● **Problem to solve**: Please copy the passage from the cycling blog excerpt, starting with "I Did It 5,000" and going on through "keep riding!!!".

● **Page extract**:
******************************

Thursday, November 25, 2010

I Did It 5,000 Miles

I did it.  Hit 5,000 miles for 2010 on Thanksgiving Day.  This is an epic event.  It is the most amount of miles I have ever done since I have been recording my annual mileage.  My goal has always been 3,000 but this year has gone well beyond my wildest expectations.  I still have one month to go so it will be even more exciting see what my final results will be.
keep riding!!!

Friday, November 19, 2010

Just A Rant

Today was the 2nd time this week I was told, by a driver, I was difficult to see. Both times I was riding my ICE T trike. It is by know means small. It sits a bit higher as it is a touring model and I do ride with flags. It's not much smaller than a Mini Cooper or a Smart car. What really upset me today was while riding down Prodelin Way in Millstone (one of the most unfriendly cycling roads I ever came across). An older women drove up beside me will I was doing 12mph, rolls down her passenger window and proceeds to tell me how difficult I am to see. She is telling this to my face, while driving, holding up traffic behind her, and obviously not paying any attention to the road ahead. I said thank you and prayed she would move on before someone got hurt.
It seems to me the problem is not that I am difficult to see, it's that drivers are not paying enough attention to the road. They are driving big gas guzzling SUVs that they can hardly see over the hood, talking or texting on their cell phone, putting on make-up, eating, lighting a cigarette or racing to the next light. I have been an avid cyclist for over 20 years. I have had more close calls on 2 wheels than 3. I don't believe motorists are out to kill cyclist. They just want to get as close as possible to scare the shit out of you so you will stay off "their" roads. Riding a trike does not give them that ability to safely judge how close they are so they have to give you a wider berth. I'll take a trike on the road and feel safer than any 2 wheeler.
"Preaching to the choir"

Saturday, November 13, 2010

Interestesting Comparison

Today I took my Fuji DF for my typical 32 mile loop.  I just added a cyclometer, but it has no average speed.  Fortunately, I am good in math, so I divided the time by distance to get my average speed.  To my surprise I was just 1/4-1/2mph faster than on my Trike.  This really amazed me because my Fuji weighs 34# with accessories while my faired ICE T trike weighs a whooping 52#.  You would think the 18# difference would transcribe into a much faster time.  Apparently, the aerodynamics of the trike is far more important, not to mention the comfort benefits.  I'm sure if I road a sub 20# bike I would be much faster, but that is not in my financial future.  I do believe my next bike will be a stripped down speedster designed only for fast club rides. In the meantime, I will continue to do utility miles and just ride for pleasure.  When I want company I will have to find slow club riders.

******************************

● **Excerpted data**:
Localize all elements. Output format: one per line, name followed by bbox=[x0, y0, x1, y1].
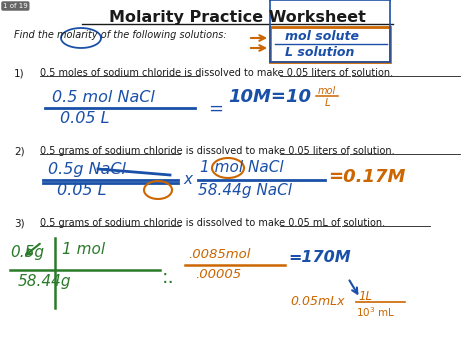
Text: :.: :. bbox=[162, 268, 175, 287]
Text: =: = bbox=[208, 100, 223, 118]
Text: mol: mol bbox=[318, 86, 336, 96]
Text: 0.05 L: 0.05 L bbox=[60, 111, 109, 126]
Text: .00005: .00005 bbox=[195, 268, 241, 281]
Text: 1 of 19: 1 of 19 bbox=[3, 3, 28, 9]
Text: 3): 3) bbox=[14, 218, 25, 228]
Text: 0.05 L: 0.05 L bbox=[57, 183, 107, 198]
Text: 58.44g NaCl: 58.44g NaCl bbox=[198, 183, 292, 198]
Text: x: x bbox=[183, 172, 192, 187]
Text: L solution: L solution bbox=[285, 46, 355, 59]
Text: 10M=10: 10M=10 bbox=[228, 88, 311, 106]
Text: L: L bbox=[325, 98, 331, 108]
Text: 2): 2) bbox=[14, 146, 25, 156]
Text: 0.5 moles of sodium chloride is dissolved to make 0.05 liters of solution.: 0.5 moles of sodium chloride is dissolve… bbox=[40, 68, 393, 78]
Text: 0.5g: 0.5g bbox=[10, 245, 44, 260]
Text: 58.44g: 58.44g bbox=[18, 274, 72, 289]
Text: .0085mol: .0085mol bbox=[188, 248, 250, 261]
Text: Find the molarity of the following solutions:: Find the molarity of the following solut… bbox=[14, 30, 227, 40]
Text: 0.5g NaCl: 0.5g NaCl bbox=[48, 162, 126, 177]
Text: Molarity Practice Worksheet: Molarity Practice Worksheet bbox=[109, 10, 365, 25]
Text: 1 mol NaCl: 1 mol NaCl bbox=[200, 160, 283, 175]
Text: 0.5 grams of sodium chloride is dissolved to make 0.05 mL of solution.: 0.5 grams of sodium chloride is dissolve… bbox=[40, 218, 385, 228]
Text: 1 mol: 1 mol bbox=[62, 242, 105, 257]
Text: =170M: =170M bbox=[288, 250, 351, 265]
Text: mol solute: mol solute bbox=[285, 30, 359, 43]
Text: 0.05mLx: 0.05mLx bbox=[290, 295, 345, 308]
FancyBboxPatch shape bbox=[270, 27, 390, 62]
Text: 10$^3$ mL: 10$^3$ mL bbox=[356, 305, 395, 319]
Text: =0.17M: =0.17M bbox=[328, 168, 405, 186]
Text: 1L: 1L bbox=[358, 290, 372, 303]
Text: 0.5 mol NaCl: 0.5 mol NaCl bbox=[52, 90, 155, 105]
Text: 1): 1) bbox=[14, 68, 25, 78]
Text: 0.5 grams of sodium chloride is dissolved to make 0.05 liters of solution.: 0.5 grams of sodium chloride is dissolve… bbox=[40, 146, 395, 156]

******************************

● **Task response**:
I Did It 5,000 Miles

I did it.  Hit 5,000 miles for 2010 on Thanksgiving Day.  This is an epic event.  It is the most amount of miles I have ever done since I have been recording my annual mileage.  My goal has always been 3,000 but this year has gone well beyond my wildest expectations.  I still have one month to go so it will be even more exciting see what my final results will be.
keep riding!!!